Available data

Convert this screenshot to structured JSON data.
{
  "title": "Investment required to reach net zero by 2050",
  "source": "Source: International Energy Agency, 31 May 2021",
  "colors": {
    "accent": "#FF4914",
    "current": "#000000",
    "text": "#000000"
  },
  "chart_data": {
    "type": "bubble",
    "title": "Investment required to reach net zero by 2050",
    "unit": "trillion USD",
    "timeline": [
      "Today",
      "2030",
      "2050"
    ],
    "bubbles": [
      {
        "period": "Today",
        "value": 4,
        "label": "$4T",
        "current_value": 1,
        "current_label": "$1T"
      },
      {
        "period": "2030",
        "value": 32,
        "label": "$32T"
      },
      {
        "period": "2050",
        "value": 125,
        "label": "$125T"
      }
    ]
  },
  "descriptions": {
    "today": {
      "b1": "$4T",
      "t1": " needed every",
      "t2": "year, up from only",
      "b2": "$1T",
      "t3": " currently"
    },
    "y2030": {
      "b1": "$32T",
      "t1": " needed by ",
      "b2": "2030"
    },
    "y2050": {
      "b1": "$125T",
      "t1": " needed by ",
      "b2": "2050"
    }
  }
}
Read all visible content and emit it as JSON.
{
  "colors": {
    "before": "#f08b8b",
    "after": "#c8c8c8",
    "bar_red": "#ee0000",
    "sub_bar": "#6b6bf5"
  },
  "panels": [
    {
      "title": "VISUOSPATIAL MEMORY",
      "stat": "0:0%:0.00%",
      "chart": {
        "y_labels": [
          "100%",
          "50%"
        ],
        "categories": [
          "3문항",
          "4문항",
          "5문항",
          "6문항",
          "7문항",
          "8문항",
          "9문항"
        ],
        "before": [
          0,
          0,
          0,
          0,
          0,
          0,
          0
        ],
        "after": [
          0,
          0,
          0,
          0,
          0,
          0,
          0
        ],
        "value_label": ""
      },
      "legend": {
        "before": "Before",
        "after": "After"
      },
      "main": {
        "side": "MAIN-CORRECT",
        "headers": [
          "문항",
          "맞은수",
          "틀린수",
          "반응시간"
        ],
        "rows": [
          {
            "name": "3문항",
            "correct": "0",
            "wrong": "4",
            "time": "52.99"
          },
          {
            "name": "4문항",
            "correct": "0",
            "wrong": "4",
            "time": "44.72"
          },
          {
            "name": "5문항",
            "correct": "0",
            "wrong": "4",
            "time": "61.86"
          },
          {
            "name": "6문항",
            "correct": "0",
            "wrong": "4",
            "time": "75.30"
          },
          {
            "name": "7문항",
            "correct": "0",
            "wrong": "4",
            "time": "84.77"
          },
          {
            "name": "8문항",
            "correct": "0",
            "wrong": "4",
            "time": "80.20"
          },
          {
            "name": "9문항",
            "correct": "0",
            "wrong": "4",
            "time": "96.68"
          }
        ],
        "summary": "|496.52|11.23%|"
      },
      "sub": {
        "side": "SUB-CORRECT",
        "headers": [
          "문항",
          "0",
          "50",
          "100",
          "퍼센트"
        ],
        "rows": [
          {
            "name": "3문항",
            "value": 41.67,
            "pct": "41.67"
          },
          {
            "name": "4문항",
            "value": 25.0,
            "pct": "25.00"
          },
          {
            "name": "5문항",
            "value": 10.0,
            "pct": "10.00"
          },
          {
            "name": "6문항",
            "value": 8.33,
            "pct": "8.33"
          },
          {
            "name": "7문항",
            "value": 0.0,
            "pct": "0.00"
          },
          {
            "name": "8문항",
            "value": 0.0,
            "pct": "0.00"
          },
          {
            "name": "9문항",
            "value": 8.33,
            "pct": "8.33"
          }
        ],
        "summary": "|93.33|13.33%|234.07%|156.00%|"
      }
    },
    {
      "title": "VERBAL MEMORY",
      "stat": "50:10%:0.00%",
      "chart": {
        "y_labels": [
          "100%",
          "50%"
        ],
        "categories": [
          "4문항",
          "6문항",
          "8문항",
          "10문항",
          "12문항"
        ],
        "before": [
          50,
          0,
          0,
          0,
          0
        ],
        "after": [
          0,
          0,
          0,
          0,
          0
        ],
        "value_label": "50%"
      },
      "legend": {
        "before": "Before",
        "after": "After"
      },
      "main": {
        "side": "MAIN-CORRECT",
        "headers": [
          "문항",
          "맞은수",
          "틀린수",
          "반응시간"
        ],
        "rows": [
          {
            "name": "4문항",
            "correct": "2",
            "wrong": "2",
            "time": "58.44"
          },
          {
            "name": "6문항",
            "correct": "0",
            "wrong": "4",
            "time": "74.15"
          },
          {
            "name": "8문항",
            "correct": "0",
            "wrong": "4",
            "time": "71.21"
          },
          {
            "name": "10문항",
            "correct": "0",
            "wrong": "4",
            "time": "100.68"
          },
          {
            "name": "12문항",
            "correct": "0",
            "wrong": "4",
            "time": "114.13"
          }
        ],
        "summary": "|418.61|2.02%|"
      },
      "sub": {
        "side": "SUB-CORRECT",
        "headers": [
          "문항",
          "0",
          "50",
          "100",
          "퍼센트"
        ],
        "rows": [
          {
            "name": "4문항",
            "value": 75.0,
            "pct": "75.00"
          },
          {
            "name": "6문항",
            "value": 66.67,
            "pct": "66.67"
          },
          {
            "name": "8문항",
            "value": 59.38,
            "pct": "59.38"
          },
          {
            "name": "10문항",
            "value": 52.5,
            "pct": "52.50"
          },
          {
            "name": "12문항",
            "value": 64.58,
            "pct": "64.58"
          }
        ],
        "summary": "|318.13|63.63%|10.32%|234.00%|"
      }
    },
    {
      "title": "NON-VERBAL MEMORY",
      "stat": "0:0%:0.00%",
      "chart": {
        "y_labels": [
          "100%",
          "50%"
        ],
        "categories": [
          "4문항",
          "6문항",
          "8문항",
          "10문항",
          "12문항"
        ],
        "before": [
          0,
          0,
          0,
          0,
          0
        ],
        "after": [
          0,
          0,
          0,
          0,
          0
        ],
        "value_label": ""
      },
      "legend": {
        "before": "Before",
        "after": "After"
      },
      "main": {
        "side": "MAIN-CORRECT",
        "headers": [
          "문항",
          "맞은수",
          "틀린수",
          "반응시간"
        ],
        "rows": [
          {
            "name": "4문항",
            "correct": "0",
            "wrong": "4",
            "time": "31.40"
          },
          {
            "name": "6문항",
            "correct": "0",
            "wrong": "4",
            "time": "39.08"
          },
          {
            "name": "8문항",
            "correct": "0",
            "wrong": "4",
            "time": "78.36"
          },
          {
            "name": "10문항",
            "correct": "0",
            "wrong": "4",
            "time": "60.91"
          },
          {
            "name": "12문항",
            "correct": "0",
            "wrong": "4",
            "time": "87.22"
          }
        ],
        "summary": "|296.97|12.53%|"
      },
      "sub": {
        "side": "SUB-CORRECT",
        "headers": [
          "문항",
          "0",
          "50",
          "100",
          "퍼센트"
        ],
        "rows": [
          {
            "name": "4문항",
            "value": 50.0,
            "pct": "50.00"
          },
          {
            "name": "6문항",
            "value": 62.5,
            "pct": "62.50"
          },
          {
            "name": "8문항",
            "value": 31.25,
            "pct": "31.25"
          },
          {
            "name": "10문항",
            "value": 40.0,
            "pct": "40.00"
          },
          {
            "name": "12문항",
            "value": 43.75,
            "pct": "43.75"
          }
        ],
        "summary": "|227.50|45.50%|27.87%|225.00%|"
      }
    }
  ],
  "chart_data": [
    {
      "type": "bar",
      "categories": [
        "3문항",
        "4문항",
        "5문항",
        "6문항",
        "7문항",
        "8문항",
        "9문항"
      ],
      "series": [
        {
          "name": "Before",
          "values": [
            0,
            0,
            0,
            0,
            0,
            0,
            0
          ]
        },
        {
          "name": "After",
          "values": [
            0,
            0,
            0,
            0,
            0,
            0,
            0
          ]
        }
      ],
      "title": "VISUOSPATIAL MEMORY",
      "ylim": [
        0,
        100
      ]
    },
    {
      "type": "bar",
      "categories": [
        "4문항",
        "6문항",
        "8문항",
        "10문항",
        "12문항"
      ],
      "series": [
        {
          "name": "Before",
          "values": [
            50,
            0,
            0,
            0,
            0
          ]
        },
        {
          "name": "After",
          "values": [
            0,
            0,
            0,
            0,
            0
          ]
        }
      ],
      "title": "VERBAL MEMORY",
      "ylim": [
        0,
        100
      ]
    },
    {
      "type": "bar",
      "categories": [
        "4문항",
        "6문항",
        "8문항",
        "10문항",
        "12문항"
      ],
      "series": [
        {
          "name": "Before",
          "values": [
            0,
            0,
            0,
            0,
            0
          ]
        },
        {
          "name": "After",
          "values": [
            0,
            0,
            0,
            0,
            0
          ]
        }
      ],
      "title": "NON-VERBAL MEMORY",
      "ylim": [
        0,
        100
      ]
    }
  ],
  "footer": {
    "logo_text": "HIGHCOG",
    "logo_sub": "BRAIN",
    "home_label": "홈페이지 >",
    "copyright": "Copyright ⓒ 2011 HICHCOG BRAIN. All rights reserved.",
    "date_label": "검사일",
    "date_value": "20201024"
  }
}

Directive
Say the number of lines in the records above that include the string "summary", and no more.

Answer to this exercise
6